■ **REQUIRED WORK**:
A. In the press conference transcript, when might the coaches decide who will punt this weekend?
B. Resume the press conference transcript, picking up right after its final line.

** Start SOURCE DOCUMENT **

Have you been pleased with the play of Damian Swann and Jordan Jenkins?

"I talked a little bit about Damian last time that he was struggling. I think he played a really good second half. He started out maybe a little rugged in the first. With Jordan, I think it's easy to say that if a guy doesn't have 'X' amount of sacks that he's not having a good year at the end position, but I think he's playing very physical against the run. I think he's pressuring the quarterback. He's getting some edge pressure and forcing guys in the pocket. We've had a good many sacks, and rarely is it just one guy getting the sack. A lot of times, it's a team effort. A guy's in the pocket and makes the guy begin to scramble and other guys clean up. I think Jordan would like to have more sacks than he's got right now, obviously, but I think he's playing pretty good."

Do you think Jordan is trying too hard to replace Jarvis Jones?

"You'd have to ask him if he feels that or not, but all I see is a guy working extremely hard in practice. He plays hard. I don't know if you ever see him loaf. I can't even think of one image where I thought he wasn't playing hard. That's all you can ask for from a guy."

Will Collin Barber or Adam Erickson serves as the punters this weekend?

"We're competing, and maybe pre-game warm-up we'll decide who punts. We're not sure exactly who will punt. We might even interchange it a little bit."

What are your thoughts on Rhett McGowan?

** End SOURCE DOCUMENT **
** Start EXTRACTED MATERIAL **

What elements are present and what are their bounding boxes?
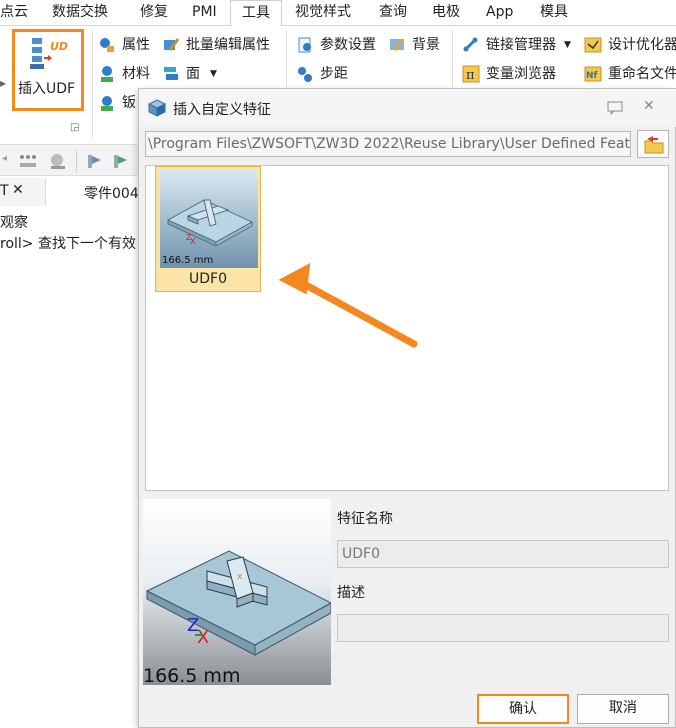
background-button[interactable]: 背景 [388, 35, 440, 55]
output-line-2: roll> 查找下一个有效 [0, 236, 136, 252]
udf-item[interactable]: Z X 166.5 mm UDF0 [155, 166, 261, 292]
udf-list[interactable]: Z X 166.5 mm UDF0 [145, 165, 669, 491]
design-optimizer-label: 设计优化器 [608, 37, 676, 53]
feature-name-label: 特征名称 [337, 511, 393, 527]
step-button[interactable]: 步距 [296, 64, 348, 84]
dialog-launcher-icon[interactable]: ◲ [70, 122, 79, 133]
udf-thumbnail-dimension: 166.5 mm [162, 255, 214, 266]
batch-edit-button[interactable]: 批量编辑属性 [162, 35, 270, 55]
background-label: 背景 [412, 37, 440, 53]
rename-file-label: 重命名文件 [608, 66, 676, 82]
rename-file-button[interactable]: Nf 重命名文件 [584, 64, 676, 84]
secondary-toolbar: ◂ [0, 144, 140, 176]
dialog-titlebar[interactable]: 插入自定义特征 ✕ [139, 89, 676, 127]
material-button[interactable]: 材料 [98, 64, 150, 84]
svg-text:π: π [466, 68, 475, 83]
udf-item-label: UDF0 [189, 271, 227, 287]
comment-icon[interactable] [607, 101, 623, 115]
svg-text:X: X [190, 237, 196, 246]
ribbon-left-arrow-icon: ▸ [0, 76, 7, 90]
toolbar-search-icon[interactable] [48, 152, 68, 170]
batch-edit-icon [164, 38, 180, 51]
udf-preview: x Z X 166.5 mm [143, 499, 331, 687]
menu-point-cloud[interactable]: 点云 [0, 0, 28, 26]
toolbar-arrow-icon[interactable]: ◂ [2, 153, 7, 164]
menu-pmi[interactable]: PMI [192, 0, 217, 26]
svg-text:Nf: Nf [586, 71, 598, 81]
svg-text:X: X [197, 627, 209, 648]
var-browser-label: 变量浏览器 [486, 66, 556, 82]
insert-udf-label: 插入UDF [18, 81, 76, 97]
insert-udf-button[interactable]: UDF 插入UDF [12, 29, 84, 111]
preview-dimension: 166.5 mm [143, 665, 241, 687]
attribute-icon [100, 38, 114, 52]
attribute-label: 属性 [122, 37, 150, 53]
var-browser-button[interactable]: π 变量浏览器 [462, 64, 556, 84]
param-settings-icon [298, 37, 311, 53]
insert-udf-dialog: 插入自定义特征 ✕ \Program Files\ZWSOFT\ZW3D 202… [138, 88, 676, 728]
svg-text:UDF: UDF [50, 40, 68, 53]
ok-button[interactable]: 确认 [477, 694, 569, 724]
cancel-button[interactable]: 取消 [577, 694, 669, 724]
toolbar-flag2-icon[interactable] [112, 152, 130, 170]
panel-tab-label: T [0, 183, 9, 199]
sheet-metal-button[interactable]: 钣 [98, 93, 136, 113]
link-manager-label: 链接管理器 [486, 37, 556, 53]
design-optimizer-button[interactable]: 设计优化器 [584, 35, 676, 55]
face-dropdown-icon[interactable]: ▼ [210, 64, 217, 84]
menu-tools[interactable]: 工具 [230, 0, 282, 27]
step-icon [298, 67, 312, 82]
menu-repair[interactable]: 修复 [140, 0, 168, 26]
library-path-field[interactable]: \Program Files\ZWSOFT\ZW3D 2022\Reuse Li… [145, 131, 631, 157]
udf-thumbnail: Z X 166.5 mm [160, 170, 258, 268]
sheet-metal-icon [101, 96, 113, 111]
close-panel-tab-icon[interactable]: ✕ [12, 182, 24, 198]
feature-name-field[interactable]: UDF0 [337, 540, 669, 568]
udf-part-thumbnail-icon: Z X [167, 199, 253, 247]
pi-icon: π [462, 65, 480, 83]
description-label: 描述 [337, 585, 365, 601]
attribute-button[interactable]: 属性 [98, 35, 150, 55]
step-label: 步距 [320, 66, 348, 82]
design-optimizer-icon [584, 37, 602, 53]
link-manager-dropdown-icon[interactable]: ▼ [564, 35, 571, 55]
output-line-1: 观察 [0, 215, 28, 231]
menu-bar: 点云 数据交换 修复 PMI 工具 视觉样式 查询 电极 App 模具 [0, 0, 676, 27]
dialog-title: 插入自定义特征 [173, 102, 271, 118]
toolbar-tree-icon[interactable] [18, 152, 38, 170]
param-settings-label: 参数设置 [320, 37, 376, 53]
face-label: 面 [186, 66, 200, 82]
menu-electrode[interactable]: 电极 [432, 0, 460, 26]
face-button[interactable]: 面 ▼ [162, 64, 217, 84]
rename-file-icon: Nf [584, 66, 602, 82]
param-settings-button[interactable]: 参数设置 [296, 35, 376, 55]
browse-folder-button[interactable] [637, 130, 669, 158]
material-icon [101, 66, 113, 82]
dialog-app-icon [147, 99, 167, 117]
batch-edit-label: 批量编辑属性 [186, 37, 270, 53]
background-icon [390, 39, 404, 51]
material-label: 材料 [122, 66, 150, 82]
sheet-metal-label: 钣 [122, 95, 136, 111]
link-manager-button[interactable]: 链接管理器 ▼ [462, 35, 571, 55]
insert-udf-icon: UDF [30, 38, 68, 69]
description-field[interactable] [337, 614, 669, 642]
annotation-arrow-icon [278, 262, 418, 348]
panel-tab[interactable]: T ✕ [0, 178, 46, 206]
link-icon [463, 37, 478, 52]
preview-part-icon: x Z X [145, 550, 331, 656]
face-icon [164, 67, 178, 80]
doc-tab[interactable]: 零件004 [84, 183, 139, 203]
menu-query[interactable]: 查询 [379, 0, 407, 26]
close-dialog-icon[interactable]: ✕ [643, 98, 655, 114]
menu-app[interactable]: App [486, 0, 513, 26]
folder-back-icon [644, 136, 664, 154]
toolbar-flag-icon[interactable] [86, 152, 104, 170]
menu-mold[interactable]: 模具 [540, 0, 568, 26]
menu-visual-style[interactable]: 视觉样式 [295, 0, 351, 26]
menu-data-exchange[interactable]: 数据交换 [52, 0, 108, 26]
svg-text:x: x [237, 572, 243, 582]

** End EXTRACTED MATERIAL **
** Start EXTRACTED MATERIAL **

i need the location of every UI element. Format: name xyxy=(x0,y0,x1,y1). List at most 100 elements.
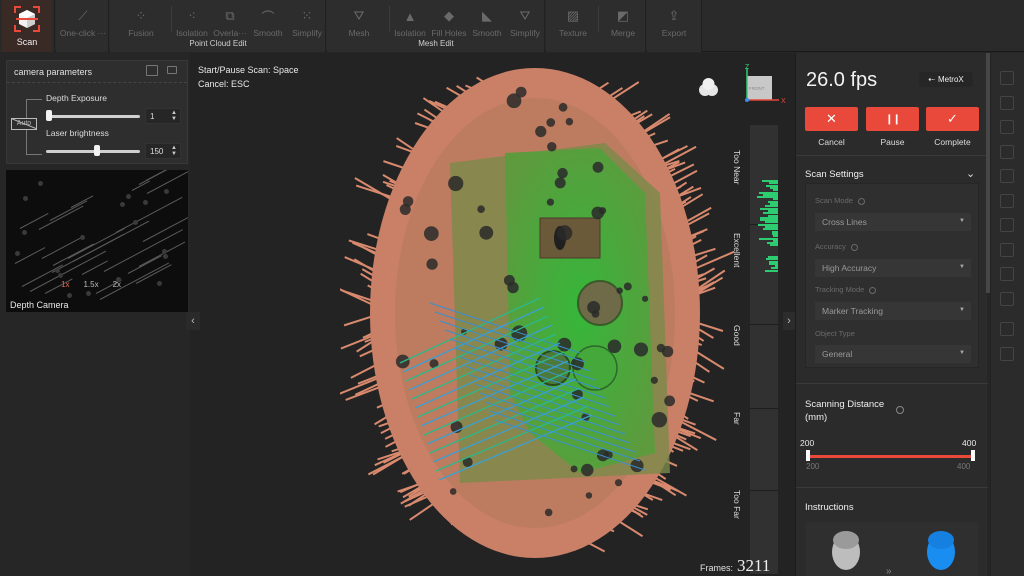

** End EXTRACTED MATERIAL **

■ **FINAL ANSWERS**:
A. Maybe during pre-game warm-up.

B.
"Rhett's been here awhile. Rhett found his niche here at Georgia. It's hard to break through as walk-on at any position. You're fighting your way into some playing time on the field, whether it's special teams or offense or defense. A lot of times, you've got to do it well for a long enough time that the coaches finally see that the guy is dependable and talented enough to get it done. Let's let the guy play. It's a great tribute to him and his persistence and his abilities. He's done a good job. Sometimes that opportunity happens in a spring game or in a spring practice when a couple guys may go down, and then all of the sudden you get thrown in there, and when you get in there you're playing well. It's been a combination of all of those things with Rhett."

Are there any preventative measures you could take against the injuries?

"With the ACL, I don't think there's anything to do with conditioning. A lot of ACL injuries are freak injuries and non-contact injuries. Obviously Malcolm Mitchell's was non-contact. Well, I guess there was a (chest) bump when he landed wrong on that celebration. Justin Scott-Wesley was just trying to keep from hitting the punt return man as he made a fair catch as he was trying to cover a kick. Obviously Keith Marshall's was a contact injury, but ACL's I think don't really have a whole lot to do with conditioning. I think most hamstrings go when there's enough fatigue, and guys are bursting when they're tired. The muscle just pulls, but I think we do a good job. Last year, we had very few hamstring injuries. It was one of our better camps for that because a lot of times they happen in camp. You can practice all summer, and you're running routes with your quarterback, but you can hardly simulate that two to two and a half-hour practice or that volume of camp. You're running a lot of routes and there's installation. Guys usually pull their first one then. We have a little bit more than usual, but I think we're doing the right thing when it comes to strength and conditioning and flexibility. Sometimes I think we as coaches have to be wise, and I think the players just have to know if their hamstring is beginning to get tight or fatigued a little bit. It's hard for a guy to go to a coach and say that their hamstring is sore. It's not because the coach is going to yell at them, but the guy is trying to make the team. He's trying to get a starting position and he doesn't want to look soft, or whatever it is. Sometimes the players just have to do a good job. Our older guys are really good at saying if something is tightening up on them and they need to pull back. Our veteran guys will do that, but some of our younger guys don't understand that right away."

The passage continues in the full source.